(begin)
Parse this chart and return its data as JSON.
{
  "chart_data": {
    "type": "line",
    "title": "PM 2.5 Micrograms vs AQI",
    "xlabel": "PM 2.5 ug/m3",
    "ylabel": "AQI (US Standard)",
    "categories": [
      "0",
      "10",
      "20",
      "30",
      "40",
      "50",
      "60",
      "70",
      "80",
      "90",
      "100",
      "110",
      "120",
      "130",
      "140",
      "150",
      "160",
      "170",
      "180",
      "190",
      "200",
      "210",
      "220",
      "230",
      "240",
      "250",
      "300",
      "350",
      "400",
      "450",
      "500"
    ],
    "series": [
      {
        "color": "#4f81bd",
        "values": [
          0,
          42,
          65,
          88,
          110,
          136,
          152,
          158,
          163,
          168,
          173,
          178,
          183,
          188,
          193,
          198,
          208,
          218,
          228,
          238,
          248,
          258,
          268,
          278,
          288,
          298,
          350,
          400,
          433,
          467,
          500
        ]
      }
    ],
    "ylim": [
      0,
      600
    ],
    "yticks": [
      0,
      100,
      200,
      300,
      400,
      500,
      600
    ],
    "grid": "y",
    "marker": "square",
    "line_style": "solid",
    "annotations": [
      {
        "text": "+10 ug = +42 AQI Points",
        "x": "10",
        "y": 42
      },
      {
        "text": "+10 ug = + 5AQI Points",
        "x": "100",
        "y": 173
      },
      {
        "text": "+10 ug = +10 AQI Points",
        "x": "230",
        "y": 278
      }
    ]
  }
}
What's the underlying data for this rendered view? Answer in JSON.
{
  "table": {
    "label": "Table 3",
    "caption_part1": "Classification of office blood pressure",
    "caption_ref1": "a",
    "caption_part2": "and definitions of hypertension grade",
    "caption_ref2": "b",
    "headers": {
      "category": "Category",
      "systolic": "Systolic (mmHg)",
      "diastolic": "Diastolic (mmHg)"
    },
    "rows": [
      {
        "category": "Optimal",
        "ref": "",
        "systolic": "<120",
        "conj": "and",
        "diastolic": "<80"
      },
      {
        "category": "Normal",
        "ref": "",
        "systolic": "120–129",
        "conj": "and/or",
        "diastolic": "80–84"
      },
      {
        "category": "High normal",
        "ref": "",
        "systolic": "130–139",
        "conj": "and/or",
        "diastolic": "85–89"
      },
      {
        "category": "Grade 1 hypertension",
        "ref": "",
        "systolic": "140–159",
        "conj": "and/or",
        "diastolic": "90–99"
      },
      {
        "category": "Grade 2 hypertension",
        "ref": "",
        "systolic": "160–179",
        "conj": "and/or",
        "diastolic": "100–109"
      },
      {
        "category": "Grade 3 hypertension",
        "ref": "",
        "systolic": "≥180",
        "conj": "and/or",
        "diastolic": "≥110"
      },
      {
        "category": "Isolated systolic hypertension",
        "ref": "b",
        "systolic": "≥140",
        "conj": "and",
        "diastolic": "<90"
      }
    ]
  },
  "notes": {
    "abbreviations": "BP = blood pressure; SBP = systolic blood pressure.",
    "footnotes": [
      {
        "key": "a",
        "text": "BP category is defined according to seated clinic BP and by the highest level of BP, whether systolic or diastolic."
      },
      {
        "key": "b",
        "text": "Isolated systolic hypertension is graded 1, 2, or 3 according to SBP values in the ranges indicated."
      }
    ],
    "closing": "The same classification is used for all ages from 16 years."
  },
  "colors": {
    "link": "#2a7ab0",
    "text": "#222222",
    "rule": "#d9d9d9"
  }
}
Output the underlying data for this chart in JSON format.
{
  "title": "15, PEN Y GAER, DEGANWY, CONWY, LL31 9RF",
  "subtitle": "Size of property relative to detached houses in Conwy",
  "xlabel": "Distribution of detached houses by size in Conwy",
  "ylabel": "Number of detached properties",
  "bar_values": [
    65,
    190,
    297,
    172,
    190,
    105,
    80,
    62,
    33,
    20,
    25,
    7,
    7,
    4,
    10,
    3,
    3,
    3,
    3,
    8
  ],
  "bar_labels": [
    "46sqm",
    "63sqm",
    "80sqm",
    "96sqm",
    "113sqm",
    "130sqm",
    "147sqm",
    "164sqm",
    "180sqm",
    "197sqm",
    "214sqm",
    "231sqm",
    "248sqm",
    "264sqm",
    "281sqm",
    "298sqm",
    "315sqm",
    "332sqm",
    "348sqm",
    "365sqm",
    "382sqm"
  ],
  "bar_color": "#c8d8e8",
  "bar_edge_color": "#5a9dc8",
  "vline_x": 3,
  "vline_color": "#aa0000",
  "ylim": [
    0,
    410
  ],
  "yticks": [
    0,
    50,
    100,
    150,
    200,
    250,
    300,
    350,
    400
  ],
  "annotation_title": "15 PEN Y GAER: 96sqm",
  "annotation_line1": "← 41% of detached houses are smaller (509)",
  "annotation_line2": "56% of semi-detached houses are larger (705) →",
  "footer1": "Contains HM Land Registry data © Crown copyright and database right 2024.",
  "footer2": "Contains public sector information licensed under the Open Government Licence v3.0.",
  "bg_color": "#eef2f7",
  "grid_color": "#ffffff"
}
(end)
**Exercise brief**
Exactly reproduce all of the entries.

**Response**
Parse this chart and return its data as JSON.
{
  "chart_data": {
    "type": "line",
    "title": "PM 2.5 Micrograms vs AQI",
    "xlabel": "PM 2.5 ug/m3",
    "ylabel": "AQI (US Standard)",
    "categories": [
      "0",
      "10",
      "20",
      "30",
      "40",
      "50",
      "60",
      "70",
      "80",
      "90",
      "100",
      "110",
      "120",
      "130",
      "140",
      "150",
      "160",
      "170",
      "180",
      "190",
      "200",
      "210",
      "220",
      "230",
      "240",
      "250",
      "300",
      "350",
      "400",
      "450",
      "500"
    ],
    "series": [
      {
        "color": "#4f81bd",
        "values": [
          0,
          42,
          65,
          88,
          110,
          136,
          152,
          158,
          163,
          168,
          173,
          178,
          183,
          188,
          193,
          198,
          208,
          218,
          228,
          238,
          248,
          258,
          268,
          278,
          288,
          298,
          350,
          400,
          433,
          467,
          500
        ]
      }
    ],
    "ylim": [
      0,
      600
    ],
    "yticks": [
      0,
      100,
      200,
      300,
      400,
      500,
      600
    ],
    "grid": "y",
    "marker": "square",
    "line_style": "solid",
    "annotations": [
      {
        "text": "+10 ug = +42 AQI Points",
        "x": "10",
        "y": 42
      },
      {
        "text": "+10 ug = + 5AQI Points",
        "x": "100",
        "y": 173
      },
      {
        "text": "+10 ug = +10 AQI Points",
        "x": "230",
        "y": 278
      }
    ]
  }
}
What's the underlying data for this rendered view? Answer in JSON.
{
  "table": {
    "label": "Table 3",
    "caption_part1": "Classification of office blood pressure",
    "caption_ref1": "a",
    "caption_part2": "and definitions of hypertension grade",
    "caption_ref2": "b",
    "headers": {
      "category": "Category",
      "systolic": "Systolic (mmHg)",
      "diastolic": "Diastolic (mmHg)"
    },
    "rows": [
      {
        "category": "Optimal",
        "ref": "",
        "systolic": "<120",
        "conj": "and",
        "diastolic": "<80"
      },
      {
        "category": "Normal",
        "ref": "",
        "systolic": "120–129",
        "conj": "and/or",
        "diastolic": "80–84"
      },
      {
        "category": "High normal",
        "ref": "",
        "systolic": "130–139",
        "conj": "and/or",
        "diastolic": "85–89"
      },
      {
        "category": "Grade 1 hypertension",
        "ref": "",
        "systolic": "140–159",
        "conj": "and/or",
        "diastolic": "90–99"
      },
      {
        "category": "Grade 2 hypertension",
        "ref": "",
        "systolic": "160–179",
        "conj": "and/or",
        "diastolic": "100–109"
      },
      {
        "category": "Grade 3 hypertension",
        "ref": "",
        "systolic": "≥180",
        "conj": "and/or",
        "diastolic": "≥110"
      },
      {
        "category": "Isolated systolic hypertension",
        "ref": "b",
        "systolic": "≥140",
        "conj": "and",
        "diastolic": "<90"
      }
    ]
  },
  "notes": {
    "abbreviations": "BP = blood pressure; SBP = systolic blood pressure.",
    "footnotes": [
      {
        "key": "a",
        "text": "BP category is defined according to seated clinic BP and by the highest level of BP, whether systolic or diastolic."
      },
      {
        "key": "b",
        "text": "Isolated systolic hypertension is graded 1, 2, or 3 according to SBP values in the ranges indicated."
      }
    ],
    "closing": "The same classification is used for all ages from 16 years."
  },
  "colors": {
    "link": "#2a7ab0",
    "text": "#222222",
    "rule": "#d9d9d9"
  }
}
Output the underlying data for this chart in JSON format.
{
  "title": "15, PEN Y GAER, DEGANWY, CONWY, LL31 9RF",
  "subtitle": "Size of property relative to detached houses in Conwy",
  "xlabel": "Distribution of detached houses by size in Conwy",
  "ylabel": "Number of detached properties",
  "bar_values": [
    65,
    190,
    297,
    172,
    190,
    105,
    80,
    62,
    33,
    20,
    25,
    7,
    7,
    4,
    10,
    3,
    3,
    3,
    3,
    8
  ],
  "bar_labels": [
    "46sqm",
    "63sqm",
    "80sqm",
    "96sqm",
    "113sqm",
    "130sqm",
    "147sqm",
    "164sqm",
    "180sqm",
    "197sqm",
    "214sqm",
    "231sqm",
    "248sqm",
    "264sqm",
    "281sqm",
    "298sqm",
    "315sqm",
    "332sqm",
    "348sqm",
    "365sqm",
    "382sqm"
  ],
  "bar_color": "#c8d8e8",
  "bar_edge_color": "#5a9dc8",
  "vline_x": 3,
  "vline_color": "#aa0000",
  "ylim": [
    0,
    410
  ],
  "yticks": [
    0,
    50,
    100,
    150,
    200,
    250,
    300,
    350,
    400
  ],
  "annotation_title": "15 PEN Y GAER: 96sqm",
  "annotation_line1": "← 41% of detached houses are smaller (509)",
  "annotation_line2": "56% of semi-detached houses are larger (705) →",
  "footer1": "Contains HM Land Registry data © Crown copyright and database right 2024.",
  "footer2": "Contains public sector information licensed under the Open Government Licence v3.0.",
  "bg_color": "#eef2f7",
  "grid_color": "#ffffff"
}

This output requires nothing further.